WHAT IS ASKED
Set the listing down again exactly, please, apart from its pictures.

-*-

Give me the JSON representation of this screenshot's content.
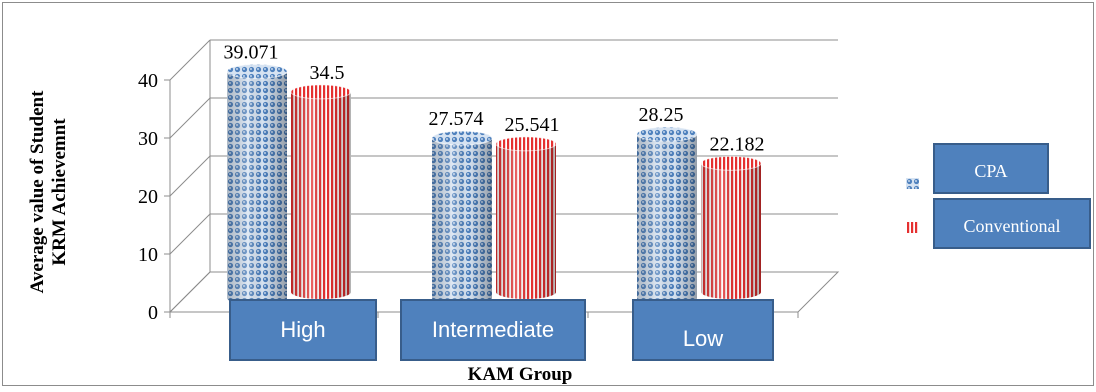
{
  "chart_data": {
    "type": "bar",
    "title": "",
    "xlabel": "KAM Group",
    "ylabel_lines": [
      "Average value of Student",
      "KRM Achievemnt"
    ],
    "categories": [
      "High",
      "Intermediate",
      "Low"
    ],
    "series": [
      {
        "name": "CPA",
        "values": [
          39.071,
          27.574,
          28.25
        ],
        "labels": [
          "39.071",
          "27.574",
          "28.25"
        ]
      },
      {
        "name": "Conventional",
        "values": [
          34.5,
          25.541,
          22.182
        ],
        "labels": [
          "34.5",
          "25.541",
          "22.182"
        ]
      }
    ],
    "yticks": [
      "0",
      "10",
      "20",
      "30",
      "40"
    ],
    "ylim": [
      0,
      40
    ],
    "grid": true,
    "legend_position": "right",
    "style": "3d-cylinder",
    "colors": {
      "cpa": "#4f81bd",
      "conventional": "#e53030",
      "label_box": "#4f81bd",
      "label_box_border": "#385d8a"
    }
  }
}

-*-

COMPLETED TASK
Give me the JSON representation of this screenshot's content.
{
  "chart_data": {
    "type": "bar",
    "title": "",
    "xlabel": "KAM Group",
    "ylabel_lines": [
      "Average value of Student",
      "KRM Achievemnt"
    ],
    "categories": [
      "High",
      "Intermediate",
      "Low"
    ],
    "series": [
      {
        "name": "CPA",
        "values": [
          39.071,
          27.574,
          28.25
        ],
        "labels": [
          "39.071",
          "27.574",
          "28.25"
        ]
      },
      {
        "name": "Conventional",
        "values": [
          34.5,
          25.541,
          22.182
        ],
        "labels": [
          "34.5",
          "25.541",
          "22.182"
        ]
      }
    ],
    "yticks": [
      "0",
      "10",
      "20",
      "30",
      "40"
    ],
    "ylim": [
      0,
      40
    ],
    "grid": true,
    "legend_position": "right",
    "style": "3d-cylinder",
    "colors": {
      "cpa": "#4f81bd",
      "conventional": "#e53030",
      "label_box": "#4f81bd",
      "label_box_border": "#385d8a"
    }
  }
}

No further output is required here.